EXERCISE 1 => Please pick out every line in the listing below that contains the string "Group", and copy each one in full.
☆ ☆ ☆ ☆ ☆ ☆ ☆
Some Old Universalist Thoughts on Worship

On the suggestion of Sue Mosher, I recently checked out services included in a 1909 Universalist worship services book. And then, wanting to see what an earlier generation had used I found the earliest edition of the book on Google Books. The services themselves were interesting for someone like me who is interested in more formal liturgy than most contemporary UU congregations are comfortable with. But more important was a brief discussion of the context into which the worship book, new in 1866, came and the issues it sought to address. It seems that concerns very related to those of today were part of what motivated liturgical reform then.

Here, from: Gloria Patri - Prayers, Chants, and Responses for Public Worship (Boston: R.S. Ballou, Agent, 37 Cornhill, 1866):

PREFACE.
__________

Much has been written and said against the forms of worship adopted by different religious sects; yet, as all sects have some form, we may safely conclude that the only important question which we need to consider, touching this matter, must relate to a choice of forms.

When John Knox discarded the ritual of the English church, saying, of certain prescribed ceremonies, "I canna use them wi' my conscience, an I would; and would na for their silliness, an I could," he still had a form, which others, with their conscience, could not approve.

He was doubtless right in part, for at that time the Book of Common Prayer had been, as Coverdale said, "Reformed Pope-wise," and worship in the English Church was little else than a form.

But the English Puritans, and after them the American Puritans, went too far in an opposite direction; not by being too spiritual, but by making their service too exclusive, bald, and unattractive.

The zeal of converts to a new faith, and the religious fervor which opposition and persecution awakened, kept the reformers from a realization of tis fact, and the people were willing to leave the acts of worship with their preachers, so long as such men as Hooper, Knox, Penry, and Lever, or Robinson and Brewster, or Whitefield and the Wesleys, filled the pulpit. But as the years have rolled on, and almost the whole service has been left for the minister to perform, all indeed, save only the singing, and that, in most cases, done by a quartet hired for that purpose, the people, in many instances, have come to feel that they are spectators, not worshipers, in church; and too frequently they go to hear, and return home to criticize the sermon, prayers, and singing, as they would a secular entertainment which they were pleased to patronize, and which, in their opinion, should be made to fit their tastes. In this fact, the cause now of unjust demands upon the pulpit, and of the restless and dissatisfied condition of many societies. we see the evil of that form of worship in which the people have nothing to do.
☆ ☆ ☆ ☆ ☆ ☆ ☆
EXERCISE 2 => Using the worship preface above, explain in one to three sentences why many people have come to feel like spectators rather than worshipers in church.

EXCERPTED RECORDS =>
☆ ☆ ☆ ☆ ☆ ☆ ☆
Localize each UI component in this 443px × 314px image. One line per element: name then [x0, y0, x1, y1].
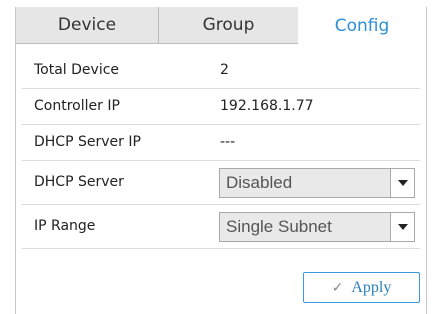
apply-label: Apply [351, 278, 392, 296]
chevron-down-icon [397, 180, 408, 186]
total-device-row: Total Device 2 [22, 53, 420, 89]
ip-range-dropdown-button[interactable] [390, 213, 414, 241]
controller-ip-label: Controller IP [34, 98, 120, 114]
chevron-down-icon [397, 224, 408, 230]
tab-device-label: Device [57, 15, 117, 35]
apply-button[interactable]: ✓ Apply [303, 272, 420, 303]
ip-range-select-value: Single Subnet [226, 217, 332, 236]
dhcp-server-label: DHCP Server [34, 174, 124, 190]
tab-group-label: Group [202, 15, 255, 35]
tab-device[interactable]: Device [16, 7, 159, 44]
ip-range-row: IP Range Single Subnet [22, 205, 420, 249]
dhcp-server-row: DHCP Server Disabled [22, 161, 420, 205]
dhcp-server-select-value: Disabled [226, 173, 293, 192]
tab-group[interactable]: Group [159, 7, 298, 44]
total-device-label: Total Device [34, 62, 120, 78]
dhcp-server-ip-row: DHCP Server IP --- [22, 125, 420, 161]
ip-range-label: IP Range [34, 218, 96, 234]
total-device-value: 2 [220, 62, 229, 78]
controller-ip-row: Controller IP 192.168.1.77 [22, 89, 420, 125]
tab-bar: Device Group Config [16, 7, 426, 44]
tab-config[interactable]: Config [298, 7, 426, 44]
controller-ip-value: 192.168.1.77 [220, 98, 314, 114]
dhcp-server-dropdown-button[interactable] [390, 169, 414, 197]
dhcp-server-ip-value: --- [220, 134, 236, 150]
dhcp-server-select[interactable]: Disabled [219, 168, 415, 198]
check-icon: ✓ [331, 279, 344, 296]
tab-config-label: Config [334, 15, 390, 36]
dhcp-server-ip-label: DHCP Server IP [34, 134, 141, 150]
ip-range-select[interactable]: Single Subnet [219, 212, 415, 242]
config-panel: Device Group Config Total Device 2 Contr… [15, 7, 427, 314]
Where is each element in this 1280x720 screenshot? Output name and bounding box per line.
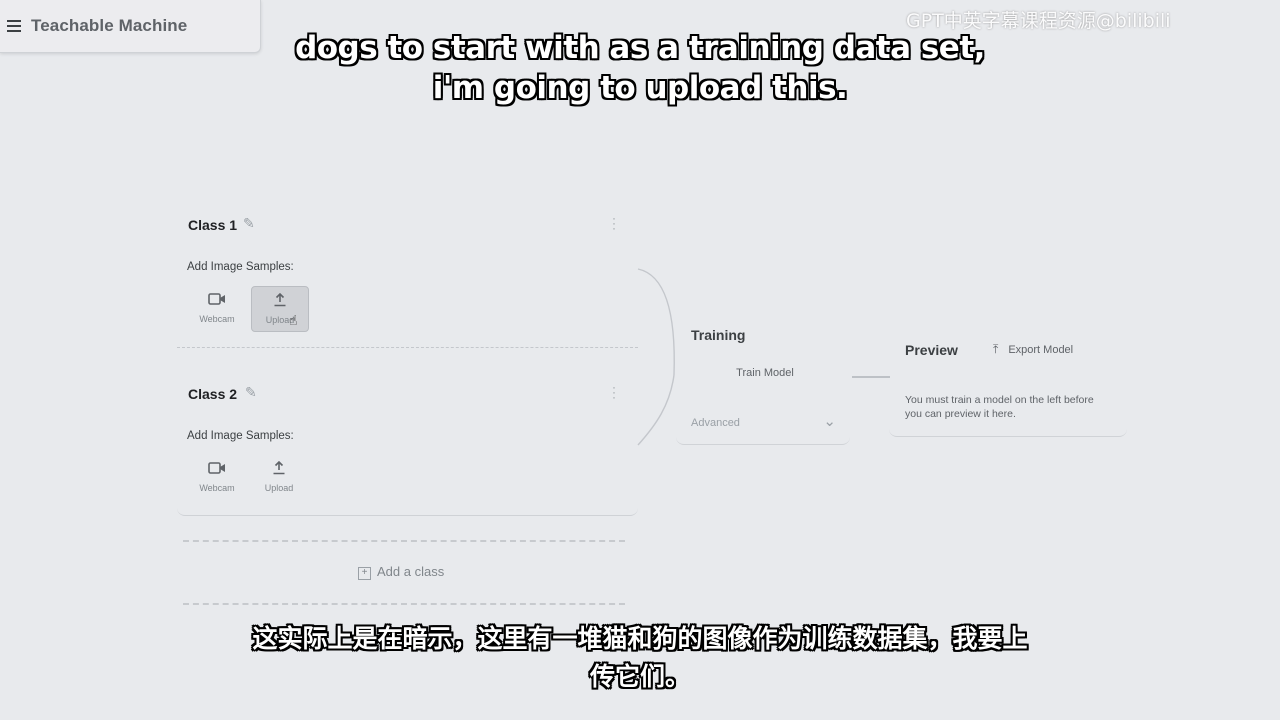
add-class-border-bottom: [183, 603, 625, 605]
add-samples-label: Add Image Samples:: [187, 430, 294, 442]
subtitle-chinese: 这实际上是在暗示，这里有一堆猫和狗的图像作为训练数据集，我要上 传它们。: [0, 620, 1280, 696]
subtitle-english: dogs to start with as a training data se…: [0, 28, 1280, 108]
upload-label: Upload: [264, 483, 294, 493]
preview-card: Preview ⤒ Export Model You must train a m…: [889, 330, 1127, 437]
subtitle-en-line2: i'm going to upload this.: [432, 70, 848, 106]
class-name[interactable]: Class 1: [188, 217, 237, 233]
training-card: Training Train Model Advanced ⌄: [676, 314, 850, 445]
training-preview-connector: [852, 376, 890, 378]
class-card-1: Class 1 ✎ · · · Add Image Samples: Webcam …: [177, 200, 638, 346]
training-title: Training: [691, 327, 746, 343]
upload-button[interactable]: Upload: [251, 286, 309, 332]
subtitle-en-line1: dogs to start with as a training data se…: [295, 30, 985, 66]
☆ ☆ ☆ ☆ ☆ ☆ ☆
COMPLETE ANSWER 1 =>
tab-group-label: Group [202, 15, 255, 35]
tab-group[interactable]: Group [159, 7, 298, 44]
tab-bar: Device Group Config [16, 7, 426, 44]
config-panel: Device Group Config Total Device 2 Contr… [15, 7, 427, 314]

COMPLETE ANSWER 2 => Over the years almost the whole service has been left to the minister to perform. The only exception is the singing, and in most cases even that is done by a quartet hired for the purpose, so the people have nothing to do.